◆ **Goal of the exercise**
Repeat every record below exactly as written.

◆ **Records supplied**
>> Start

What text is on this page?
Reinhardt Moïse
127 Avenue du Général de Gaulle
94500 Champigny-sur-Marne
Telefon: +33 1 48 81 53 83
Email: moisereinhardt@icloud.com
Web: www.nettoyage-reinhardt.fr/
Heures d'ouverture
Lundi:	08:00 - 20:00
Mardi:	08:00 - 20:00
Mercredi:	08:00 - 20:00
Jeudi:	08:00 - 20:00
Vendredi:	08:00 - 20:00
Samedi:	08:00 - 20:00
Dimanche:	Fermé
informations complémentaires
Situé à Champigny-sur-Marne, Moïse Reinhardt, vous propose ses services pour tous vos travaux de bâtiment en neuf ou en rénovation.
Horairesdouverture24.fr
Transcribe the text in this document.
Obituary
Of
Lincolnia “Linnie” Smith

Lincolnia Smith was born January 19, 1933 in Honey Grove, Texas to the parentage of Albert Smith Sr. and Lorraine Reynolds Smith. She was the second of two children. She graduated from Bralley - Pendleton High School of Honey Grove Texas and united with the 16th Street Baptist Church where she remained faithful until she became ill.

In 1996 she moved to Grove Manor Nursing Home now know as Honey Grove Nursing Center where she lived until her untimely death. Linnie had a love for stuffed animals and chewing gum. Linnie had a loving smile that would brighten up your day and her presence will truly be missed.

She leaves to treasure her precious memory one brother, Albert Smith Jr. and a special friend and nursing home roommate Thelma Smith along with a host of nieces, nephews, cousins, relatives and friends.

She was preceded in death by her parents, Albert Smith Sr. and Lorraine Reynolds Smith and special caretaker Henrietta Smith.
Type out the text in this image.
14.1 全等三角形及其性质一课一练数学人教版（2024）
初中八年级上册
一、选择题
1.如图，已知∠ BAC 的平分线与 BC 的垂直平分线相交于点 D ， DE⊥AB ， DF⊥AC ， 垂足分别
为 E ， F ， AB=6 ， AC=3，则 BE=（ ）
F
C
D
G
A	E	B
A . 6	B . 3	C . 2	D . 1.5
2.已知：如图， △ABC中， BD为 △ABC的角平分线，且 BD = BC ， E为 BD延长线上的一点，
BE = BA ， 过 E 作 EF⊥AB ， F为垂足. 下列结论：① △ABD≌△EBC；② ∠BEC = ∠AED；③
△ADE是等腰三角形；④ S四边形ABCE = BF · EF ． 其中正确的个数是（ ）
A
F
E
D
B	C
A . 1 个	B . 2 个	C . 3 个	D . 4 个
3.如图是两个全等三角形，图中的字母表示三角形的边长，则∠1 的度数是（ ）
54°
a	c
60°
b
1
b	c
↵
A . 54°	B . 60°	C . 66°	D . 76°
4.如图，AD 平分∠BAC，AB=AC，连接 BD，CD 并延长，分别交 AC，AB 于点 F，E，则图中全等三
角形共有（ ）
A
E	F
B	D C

>> End

◆ **Expected answer**
What text is on this page?
Reinhardt Moïse
127 Avenue du Général de Gaulle
94500 Champigny-sur-Marne
Telefon: +33 1 48 81 53 83
Email: moisereinhardt@icloud.com
Web: www.nettoyage-reinhardt.fr/
Heures d'ouverture
Lundi:	08:00 - 20:00
Mardi:	08:00 - 20:00
Mercredi:	08:00 - 20:00
Jeudi:	08:00 - 20:00
Vendredi:	08:00 - 20:00
Samedi:	08:00 - 20:00
Dimanche:	Fermé
informations complémentaires
Situé à Champigny-sur-Marne, Moïse Reinhardt, vous propose ses services pour tous vos travaux de bâtiment en neuf ou en rénovation.
Horairesdouverture24.fr
Transcribe the text in this document.
Obituary
Of
Lincolnia “Linnie” Smith

Lincolnia Smith was born January 19, 1933 in Honey Grove, Texas to the parentage of Albert Smith Sr. and Lorraine Reynolds Smith. She was the second of two children. She graduated from Bralley - Pendleton High School of Honey Grove Texas and united with the 16th Street Baptist Church where she remained faithful until she became ill.

In 1996 she moved to Grove Manor Nursing Home now know as Honey Grove Nursing Center where she lived until her untimely death. Linnie had a love for stuffed animals and chewing gum. Linnie had a loving smile that would brighten up your day and her presence will truly be missed.

She leaves to treasure her precious memory one brother, Albert Smith Jr. and a special friend and nursing home roommate Thelma Smith along with a host of nieces, nephews, cousins, relatives and friends.

She was preceded in death by her parents, Albert Smith Sr. and Lorraine Reynolds Smith and special caretaker Henrietta Smith.
Type out the text in this image.
14.1 全等三角形及其性质一课一练数学人教版（2024）
初中八年级上册
一、选择题
1.如图，已知∠ BAC 的平分线与 BC 的垂直平分线相交于点 D ， DE⊥AB ， DF⊥AC ， 垂足分别
为 E ， F ， AB=6 ， AC=3，则 BE=（ ）
F
C
D
G
A	E	B
A . 6	B . 3	C . 2	D . 1.5
2.已知：如图， △ABC中， BD为 △ABC的角平分线，且 BD = BC ， E为 BD延长线上的一点，
BE = BA ， 过 E 作 EF⊥AB ， F为垂足. 下列结论：① △ABD≌△EBC；② ∠BEC = ∠AED；③
△ADE是等腰三角形；④ S四边形ABCE = BF · EF ． 其中正确的个数是（ ）
A
F
E
D
B	C
A . 1 个	B . 2 个	C . 3 个	D . 4 个
3.如图是两个全等三角形，图中的字母表示三角形的边长，则∠1 的度数是（ ）
54°
a	c
60°
b
1
b	c
↵
A . 54°	B . 60°	C . 66°	D . 76°
4.如图，AD 平分∠BAC，AB=AC，连接 BD，CD 并延长，分别交 AC，AB 于点 F，E，则图中全等三
角形共有（ ）
A
E	F
B	D C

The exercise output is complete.